> [Problem to solve]
Where the data below has the string "subtitle", return the whole line.

> [Records to process]
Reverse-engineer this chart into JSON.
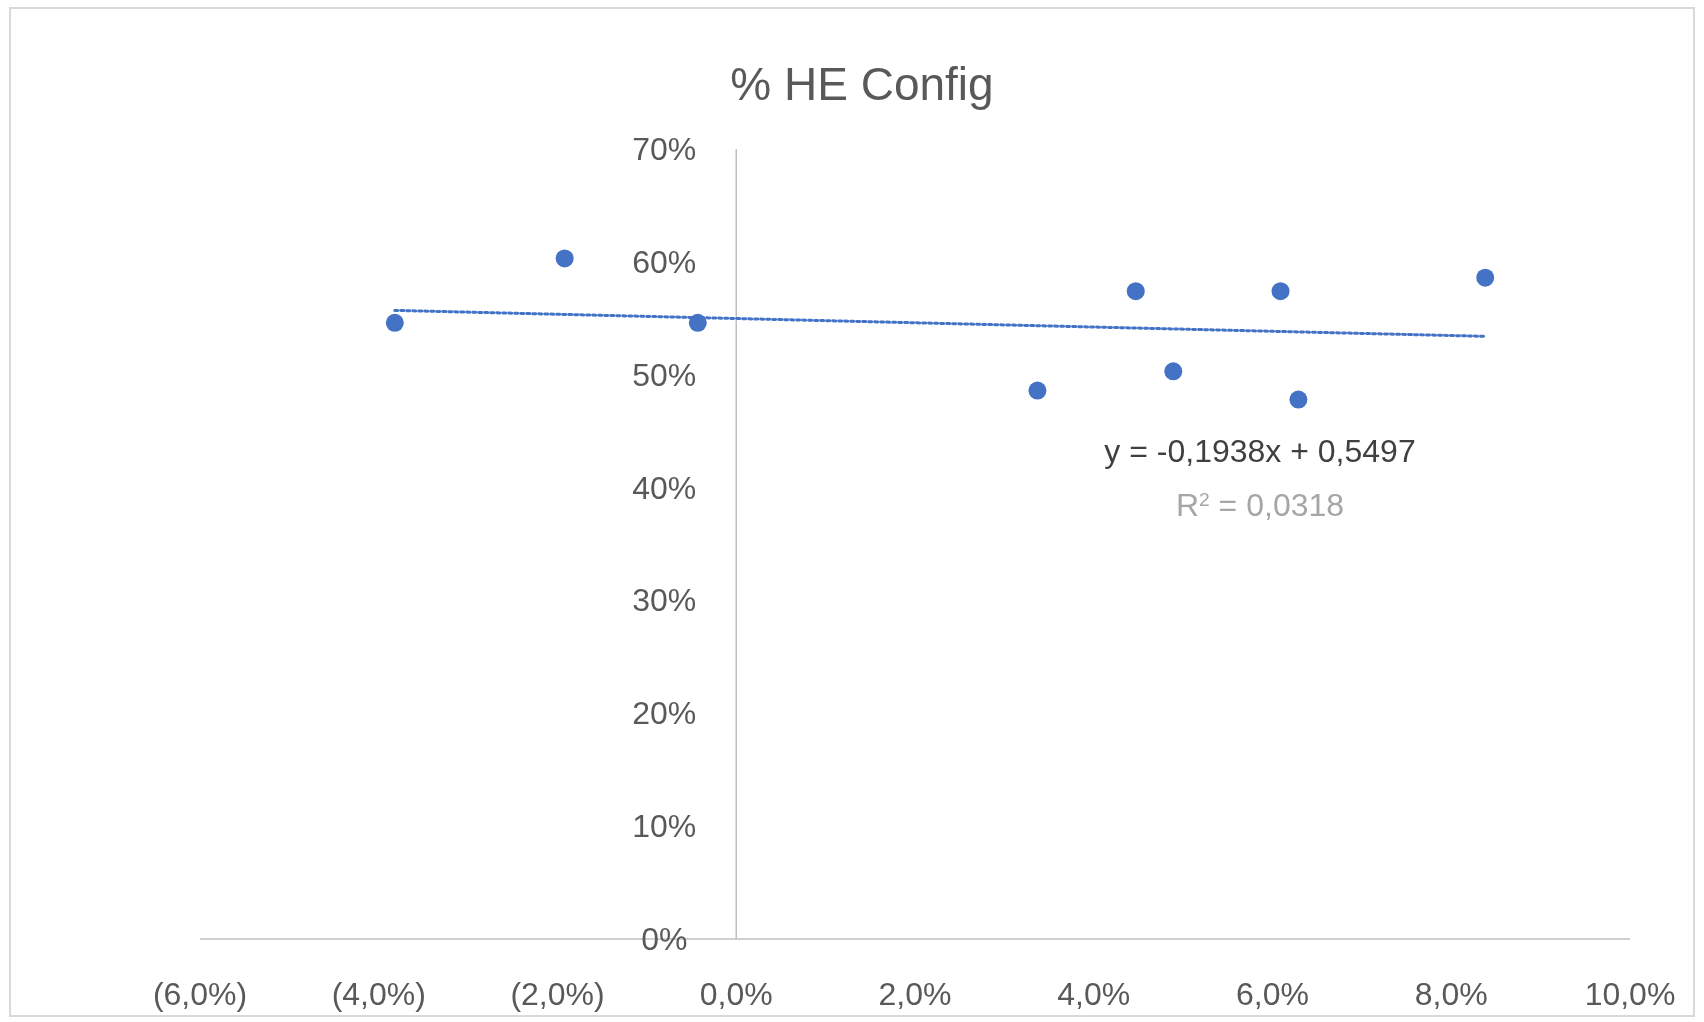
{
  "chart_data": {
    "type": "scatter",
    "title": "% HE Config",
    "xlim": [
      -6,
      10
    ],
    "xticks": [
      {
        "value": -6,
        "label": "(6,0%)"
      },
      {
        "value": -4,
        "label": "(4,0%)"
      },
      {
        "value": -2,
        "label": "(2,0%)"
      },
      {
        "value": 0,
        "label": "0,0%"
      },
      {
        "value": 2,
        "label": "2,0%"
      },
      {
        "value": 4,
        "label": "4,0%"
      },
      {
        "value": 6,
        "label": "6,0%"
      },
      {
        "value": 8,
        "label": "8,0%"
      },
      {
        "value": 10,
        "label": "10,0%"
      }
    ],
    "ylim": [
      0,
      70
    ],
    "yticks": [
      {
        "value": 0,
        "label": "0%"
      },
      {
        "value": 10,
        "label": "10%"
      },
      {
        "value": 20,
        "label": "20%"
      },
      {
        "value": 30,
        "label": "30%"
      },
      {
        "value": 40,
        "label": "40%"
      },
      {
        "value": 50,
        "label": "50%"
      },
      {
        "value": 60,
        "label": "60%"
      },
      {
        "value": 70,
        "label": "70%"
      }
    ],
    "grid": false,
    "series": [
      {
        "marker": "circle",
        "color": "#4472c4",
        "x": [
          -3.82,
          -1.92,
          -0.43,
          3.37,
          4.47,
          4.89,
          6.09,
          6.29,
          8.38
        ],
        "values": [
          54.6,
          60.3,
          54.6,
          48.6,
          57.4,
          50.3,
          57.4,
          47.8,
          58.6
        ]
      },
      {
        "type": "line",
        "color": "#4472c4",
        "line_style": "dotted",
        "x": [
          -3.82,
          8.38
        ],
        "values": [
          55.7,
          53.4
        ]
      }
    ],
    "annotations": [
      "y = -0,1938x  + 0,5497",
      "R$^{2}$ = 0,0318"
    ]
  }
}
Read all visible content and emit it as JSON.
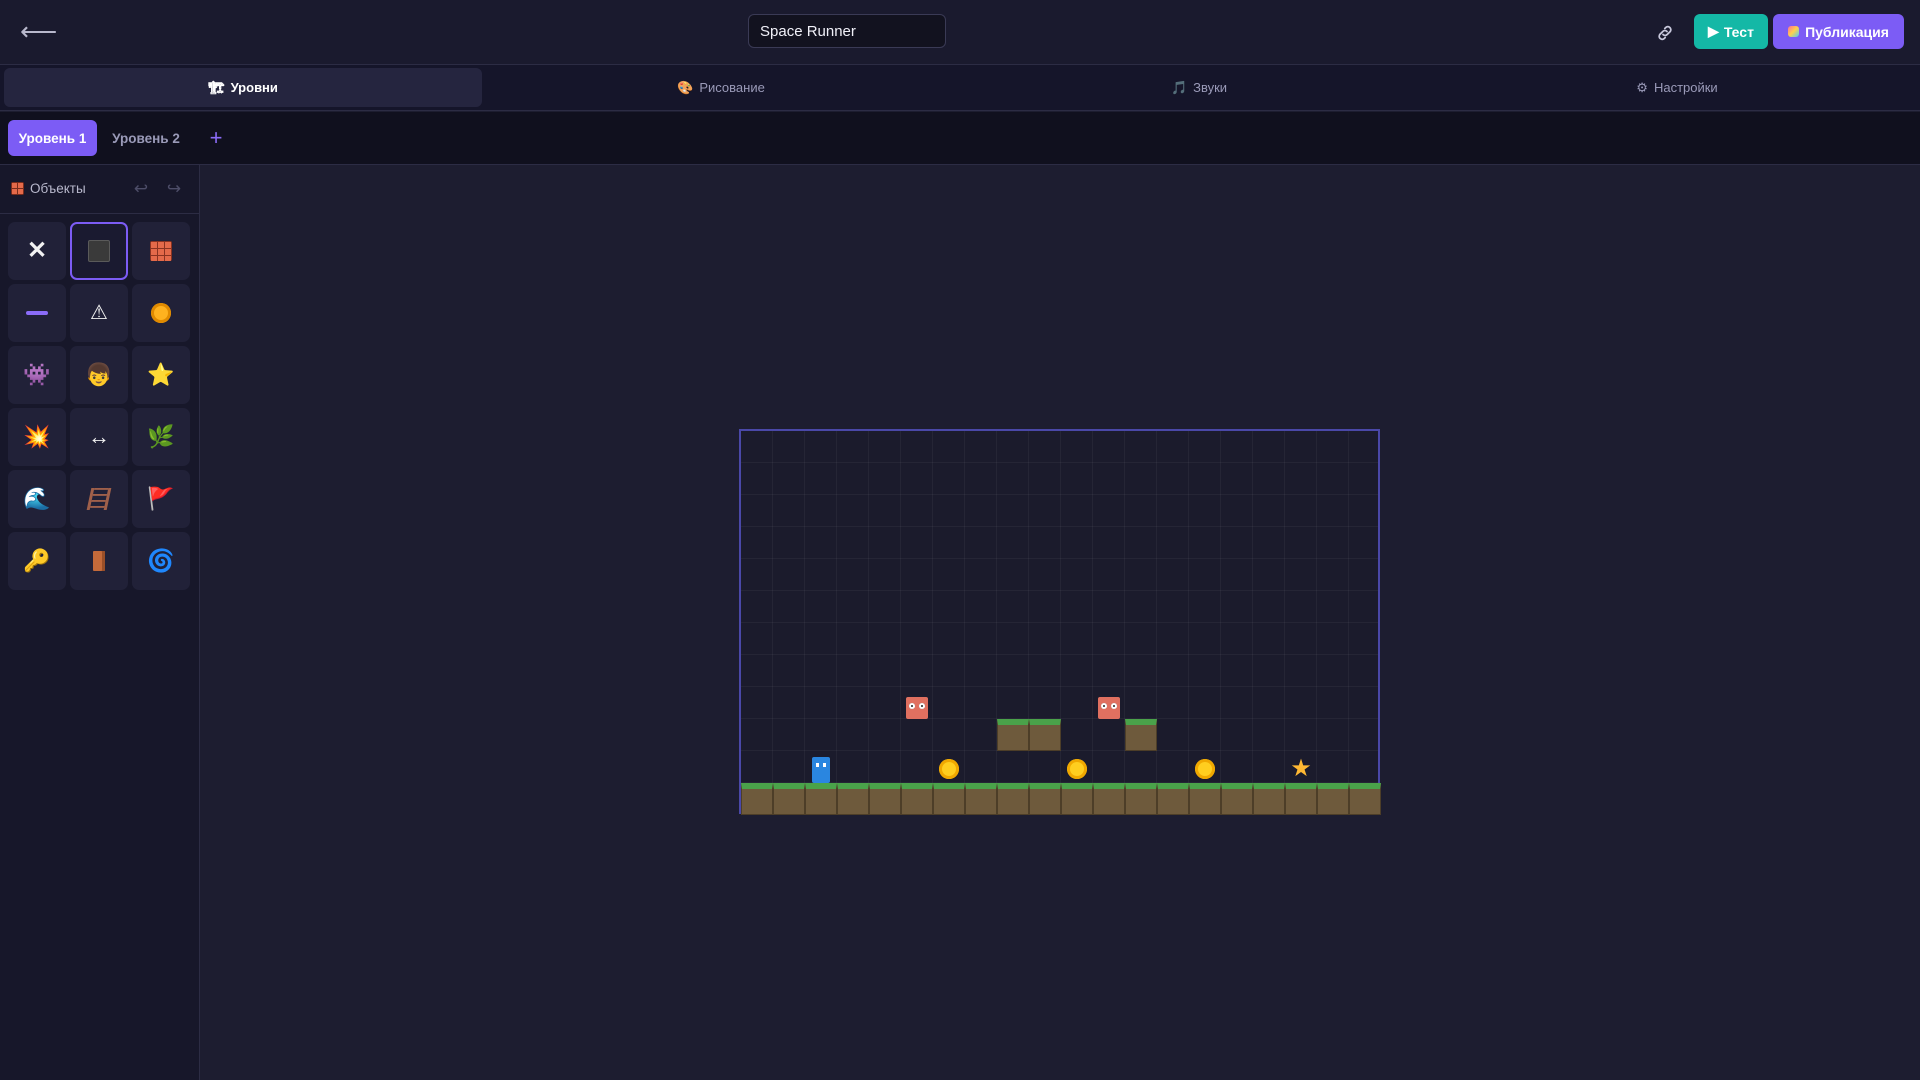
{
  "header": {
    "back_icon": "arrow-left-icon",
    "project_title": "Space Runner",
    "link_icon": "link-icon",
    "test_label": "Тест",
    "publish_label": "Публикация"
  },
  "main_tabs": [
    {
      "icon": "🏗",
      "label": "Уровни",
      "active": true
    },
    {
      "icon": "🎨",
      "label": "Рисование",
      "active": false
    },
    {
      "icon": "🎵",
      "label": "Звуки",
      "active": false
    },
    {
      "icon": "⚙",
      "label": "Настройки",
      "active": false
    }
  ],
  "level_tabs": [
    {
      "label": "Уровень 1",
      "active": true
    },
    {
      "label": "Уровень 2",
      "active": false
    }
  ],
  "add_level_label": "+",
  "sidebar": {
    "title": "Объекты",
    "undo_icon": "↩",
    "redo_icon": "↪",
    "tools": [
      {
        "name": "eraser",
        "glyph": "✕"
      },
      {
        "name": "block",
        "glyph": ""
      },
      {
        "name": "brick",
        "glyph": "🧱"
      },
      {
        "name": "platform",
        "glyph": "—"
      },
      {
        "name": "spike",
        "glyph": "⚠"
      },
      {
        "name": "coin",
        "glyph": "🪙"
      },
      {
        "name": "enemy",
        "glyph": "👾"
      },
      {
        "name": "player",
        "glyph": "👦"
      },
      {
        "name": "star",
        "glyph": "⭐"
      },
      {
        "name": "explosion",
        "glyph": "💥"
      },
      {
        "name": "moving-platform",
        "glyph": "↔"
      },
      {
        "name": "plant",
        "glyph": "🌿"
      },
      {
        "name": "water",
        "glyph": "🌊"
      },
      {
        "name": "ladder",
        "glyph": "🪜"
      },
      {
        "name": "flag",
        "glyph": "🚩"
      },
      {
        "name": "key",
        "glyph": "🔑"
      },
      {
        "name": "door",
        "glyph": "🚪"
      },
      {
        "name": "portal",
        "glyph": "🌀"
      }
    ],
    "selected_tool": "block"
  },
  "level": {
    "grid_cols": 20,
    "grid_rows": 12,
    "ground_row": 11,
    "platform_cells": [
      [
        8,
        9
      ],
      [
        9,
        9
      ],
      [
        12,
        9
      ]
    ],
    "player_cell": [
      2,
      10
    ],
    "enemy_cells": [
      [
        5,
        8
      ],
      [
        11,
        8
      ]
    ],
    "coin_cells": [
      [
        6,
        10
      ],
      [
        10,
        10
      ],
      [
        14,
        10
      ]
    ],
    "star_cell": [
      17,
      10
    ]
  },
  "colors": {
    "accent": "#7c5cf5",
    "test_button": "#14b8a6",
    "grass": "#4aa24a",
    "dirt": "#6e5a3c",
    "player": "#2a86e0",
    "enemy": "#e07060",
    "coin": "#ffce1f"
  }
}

==

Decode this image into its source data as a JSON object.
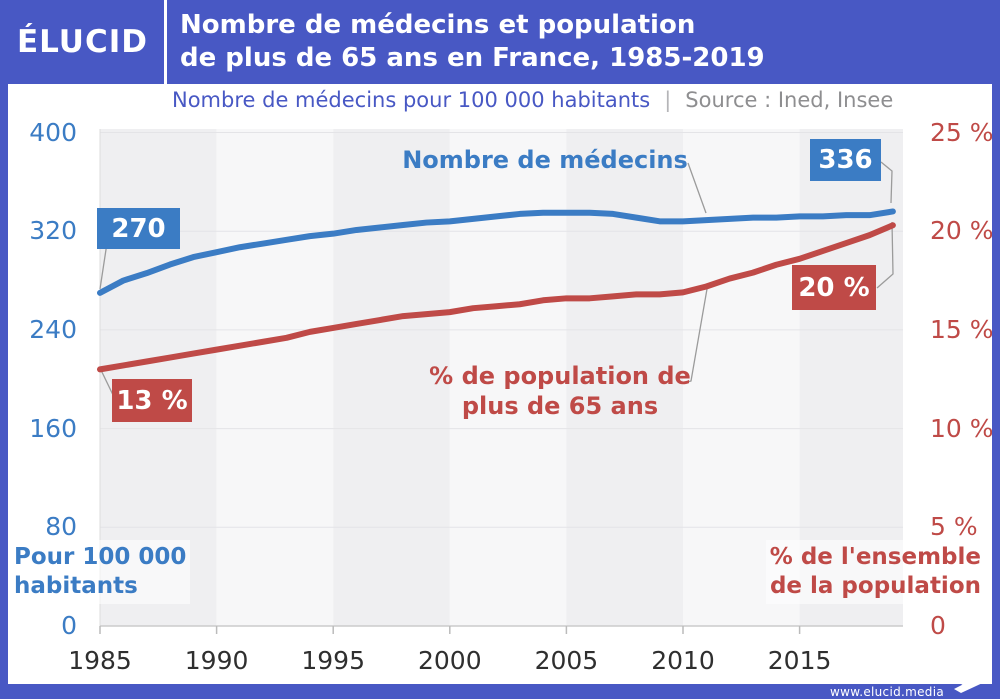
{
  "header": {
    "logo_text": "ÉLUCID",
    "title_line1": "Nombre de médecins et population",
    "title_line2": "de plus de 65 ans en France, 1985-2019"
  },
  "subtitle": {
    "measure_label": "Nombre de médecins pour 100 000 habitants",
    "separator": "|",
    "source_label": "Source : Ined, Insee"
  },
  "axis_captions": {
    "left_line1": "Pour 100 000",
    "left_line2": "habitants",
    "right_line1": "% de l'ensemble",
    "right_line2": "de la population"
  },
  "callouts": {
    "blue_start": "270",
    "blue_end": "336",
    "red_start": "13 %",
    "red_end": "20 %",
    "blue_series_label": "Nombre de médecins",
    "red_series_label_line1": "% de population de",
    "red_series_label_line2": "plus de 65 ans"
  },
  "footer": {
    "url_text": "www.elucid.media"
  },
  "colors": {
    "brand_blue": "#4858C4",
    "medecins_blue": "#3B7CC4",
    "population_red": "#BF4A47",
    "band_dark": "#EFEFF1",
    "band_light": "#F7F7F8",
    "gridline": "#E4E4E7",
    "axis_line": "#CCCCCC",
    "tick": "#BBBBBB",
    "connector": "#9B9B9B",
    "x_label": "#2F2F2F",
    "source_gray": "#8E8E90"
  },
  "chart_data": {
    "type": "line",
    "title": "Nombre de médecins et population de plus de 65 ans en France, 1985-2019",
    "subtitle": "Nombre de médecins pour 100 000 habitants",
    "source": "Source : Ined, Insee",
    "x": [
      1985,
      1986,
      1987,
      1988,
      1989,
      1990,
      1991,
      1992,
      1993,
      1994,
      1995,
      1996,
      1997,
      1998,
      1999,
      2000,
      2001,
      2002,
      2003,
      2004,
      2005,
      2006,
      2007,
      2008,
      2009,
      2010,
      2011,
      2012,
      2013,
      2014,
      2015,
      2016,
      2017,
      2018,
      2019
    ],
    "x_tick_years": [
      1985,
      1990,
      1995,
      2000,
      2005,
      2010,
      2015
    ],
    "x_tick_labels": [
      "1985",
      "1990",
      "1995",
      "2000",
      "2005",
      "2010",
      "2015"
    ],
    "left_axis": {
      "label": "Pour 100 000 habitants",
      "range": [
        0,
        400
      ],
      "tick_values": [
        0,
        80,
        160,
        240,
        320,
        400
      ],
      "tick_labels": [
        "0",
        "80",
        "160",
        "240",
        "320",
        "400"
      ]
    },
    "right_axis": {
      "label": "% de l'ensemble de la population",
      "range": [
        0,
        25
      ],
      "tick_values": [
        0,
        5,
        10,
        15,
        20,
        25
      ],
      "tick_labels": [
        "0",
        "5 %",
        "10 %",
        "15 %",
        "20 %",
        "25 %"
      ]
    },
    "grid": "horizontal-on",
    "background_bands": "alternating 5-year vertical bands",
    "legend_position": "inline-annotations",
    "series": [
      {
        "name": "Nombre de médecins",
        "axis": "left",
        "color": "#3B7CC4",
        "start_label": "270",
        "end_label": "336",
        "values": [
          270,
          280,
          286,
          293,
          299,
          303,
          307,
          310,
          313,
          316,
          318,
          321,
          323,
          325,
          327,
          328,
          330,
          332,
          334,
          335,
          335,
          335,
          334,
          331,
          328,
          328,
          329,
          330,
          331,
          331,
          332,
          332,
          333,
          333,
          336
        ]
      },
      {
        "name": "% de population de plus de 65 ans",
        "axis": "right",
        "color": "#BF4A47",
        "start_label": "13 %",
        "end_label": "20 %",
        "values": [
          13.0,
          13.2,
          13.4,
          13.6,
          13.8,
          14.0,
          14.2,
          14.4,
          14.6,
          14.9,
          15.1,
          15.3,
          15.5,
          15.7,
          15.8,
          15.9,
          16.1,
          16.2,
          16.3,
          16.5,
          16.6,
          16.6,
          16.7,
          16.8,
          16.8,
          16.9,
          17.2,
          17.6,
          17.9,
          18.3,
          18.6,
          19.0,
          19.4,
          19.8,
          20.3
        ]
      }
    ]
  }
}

> [Complete output]
  "subtitle": {
    "subtitle": "Nombre de médecins pour 100 000 habitants",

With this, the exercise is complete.